====== Available records ======

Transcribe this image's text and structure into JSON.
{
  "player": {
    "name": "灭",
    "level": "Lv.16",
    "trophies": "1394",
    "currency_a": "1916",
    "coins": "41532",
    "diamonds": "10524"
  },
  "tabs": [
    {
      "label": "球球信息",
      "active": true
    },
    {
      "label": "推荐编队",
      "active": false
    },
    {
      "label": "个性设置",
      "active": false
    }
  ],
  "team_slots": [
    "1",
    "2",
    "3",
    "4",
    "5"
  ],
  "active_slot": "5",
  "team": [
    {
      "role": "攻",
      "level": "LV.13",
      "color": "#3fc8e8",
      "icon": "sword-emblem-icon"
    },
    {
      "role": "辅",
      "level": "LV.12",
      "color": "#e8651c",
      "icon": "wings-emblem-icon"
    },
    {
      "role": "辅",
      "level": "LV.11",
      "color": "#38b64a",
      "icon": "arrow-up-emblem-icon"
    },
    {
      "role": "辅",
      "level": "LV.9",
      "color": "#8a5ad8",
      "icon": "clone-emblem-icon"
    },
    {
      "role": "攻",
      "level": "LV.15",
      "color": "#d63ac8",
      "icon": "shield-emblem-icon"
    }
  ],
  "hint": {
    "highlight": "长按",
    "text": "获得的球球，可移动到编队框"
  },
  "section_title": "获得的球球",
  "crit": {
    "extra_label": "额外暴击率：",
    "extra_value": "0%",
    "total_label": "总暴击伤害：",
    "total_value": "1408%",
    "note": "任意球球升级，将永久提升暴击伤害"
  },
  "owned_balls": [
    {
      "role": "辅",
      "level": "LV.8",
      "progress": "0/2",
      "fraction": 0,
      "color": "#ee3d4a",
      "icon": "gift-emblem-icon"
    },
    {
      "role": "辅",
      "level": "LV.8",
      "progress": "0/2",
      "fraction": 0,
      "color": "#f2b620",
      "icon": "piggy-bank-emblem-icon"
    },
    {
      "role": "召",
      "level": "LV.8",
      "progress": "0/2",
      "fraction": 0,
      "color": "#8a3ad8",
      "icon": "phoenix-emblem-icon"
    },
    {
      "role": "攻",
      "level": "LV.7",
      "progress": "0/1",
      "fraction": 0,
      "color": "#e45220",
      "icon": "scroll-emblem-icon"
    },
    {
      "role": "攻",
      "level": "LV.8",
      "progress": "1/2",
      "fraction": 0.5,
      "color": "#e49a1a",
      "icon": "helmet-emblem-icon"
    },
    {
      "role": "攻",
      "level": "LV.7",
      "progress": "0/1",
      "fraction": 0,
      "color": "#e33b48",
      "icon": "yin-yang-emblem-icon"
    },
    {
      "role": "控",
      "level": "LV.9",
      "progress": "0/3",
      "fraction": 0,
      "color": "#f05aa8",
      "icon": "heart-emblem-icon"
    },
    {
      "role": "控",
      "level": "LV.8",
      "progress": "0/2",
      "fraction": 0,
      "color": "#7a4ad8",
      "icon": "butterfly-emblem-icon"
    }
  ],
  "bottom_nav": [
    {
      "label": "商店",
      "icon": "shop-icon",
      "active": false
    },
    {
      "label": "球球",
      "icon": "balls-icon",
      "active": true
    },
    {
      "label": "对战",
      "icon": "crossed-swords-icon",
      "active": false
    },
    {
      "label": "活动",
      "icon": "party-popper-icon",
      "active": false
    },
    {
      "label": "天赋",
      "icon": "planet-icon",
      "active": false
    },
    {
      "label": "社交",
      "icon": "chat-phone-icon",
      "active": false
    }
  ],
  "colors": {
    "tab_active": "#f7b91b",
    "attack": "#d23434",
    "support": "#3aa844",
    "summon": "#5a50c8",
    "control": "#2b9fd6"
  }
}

======

[Task directions]:
Repeat back the data above, exact to the last character.

[Finished task]:
Transcribe this image's text and structure into JSON.
{
  "player": {
    "name": "灭",
    "level": "Lv.16",
    "trophies": "1394",
    "currency_a": "1916",
    "coins": "41532",
    "diamonds": "10524"
  },
  "tabs": [
    {
      "label": "球球信息",
      "active": true
    },
    {
      "label": "推荐编队",
      "active": false
    },
    {
      "label": "个性设置",
      "active": false
    }
  ],
  "team_slots": [
    "1",
    "2",
    "3",
    "4",
    "5"
  ],
  "active_slot": "5",
  "team": [
    {
      "role": "攻",
      "level": "LV.13",
      "color": "#3fc8e8",
      "icon": "sword-emblem-icon"
    },
    {
      "role": "辅",
      "level": "LV.12",
      "color": "#e8651c",
      "icon": "wings-emblem-icon"
    },
    {
      "role": "辅",
      "level": "LV.11",
      "color": "#38b64a",
      "icon": "arrow-up-emblem-icon"
    },
    {
      "role": "辅",
      "level": "LV.9",
      "color": "#8a5ad8",
      "icon": "clone-emblem-icon"
    },
    {
      "role": "攻",
      "level": "LV.15",
      "color": "#d63ac8",
      "icon": "shield-emblem-icon"
    }
  ],
  "hint": {
    "highlight": "长按",
    "text": "获得的球球，可移动到编队框"
  },
  "section_title": "获得的球球",
  "crit": {
    "extra_label": "额外暴击率：",
    "extra_value": "0%",
    "total_label": "总暴击伤害：",
    "total_value": "1408%",
    "note": "任意球球升级，将永久提升暴击伤害"
  },
  "owned_balls": [
    {
      "role": "辅",
      "level": "LV.8",
      "progress": "0/2",
      "fraction": 0,
      "color": "#ee3d4a",
      "icon": "gift-emblem-icon"
    },
    {
      "role": "辅",
      "level": "LV.8",
      "progress": "0/2",
      "fraction": 0,
      "color": "#f2b620",
      "icon": "piggy-bank-emblem-icon"
    },
    {
      "role": "召",
      "level": "LV.8",
      "progress": "0/2",
      "fraction": 0,
      "color": "#8a3ad8",
      "icon": "phoenix-emblem-icon"
    },
    {
      "role": "攻",
      "level": "LV.7",
      "progress": "0/1",
      "fraction": 0,
      "color": "#e45220",
      "icon": "scroll-emblem-icon"
    },
    {
      "role": "攻",
      "level": "LV.8",
      "progress": "1/2",
      "fraction": 0.5,
      "color": "#e49a1a",
      "icon": "helmet-emblem-icon"
    },
    {
      "role": "攻",
      "level": "LV.7",
      "progress": "0/1",
      "fraction": 0,
      "color": "#e33b48",
      "icon": "yin-yang-emblem-icon"
    },
    {
      "role": "控",
      "level": "LV.9",
      "progress": "0/3",
      "fraction": 0,
      "color": "#f05aa8",
      "icon": "heart-emblem-icon"
    },
    {
      "role": "控",
      "level": "LV.8",
      "progress": "0/2",
      "fraction": 0,
      "color": "#7a4ad8",
      "icon": "butterfly-emblem-icon"
    }
  ],
  "bottom_nav": [
    {
      "label": "商店",
      "icon": "shop-icon",
      "active": false
    },
    {
      "label": "球球",
      "icon": "balls-icon",
      "active": true
    },
    {
      "label": "对战",
      "icon": "crossed-swords-icon",
      "active": false
    },
    {
      "label": "活动",
      "icon": "party-popper-icon",
      "active": false
    },
    {
      "label": "天赋",
      "icon": "planet-icon",
      "active": false
    },
    {
      "label": "社交",
      "icon": "chat-phone-icon",
      "active": false
    }
  ],
  "colors": {
    "tab_active": "#f7b91b",
    "attack": "#d23434",
    "support": "#3aa844",
    "summon": "#5a50c8",
    "control": "#2b9fd6"
  }
}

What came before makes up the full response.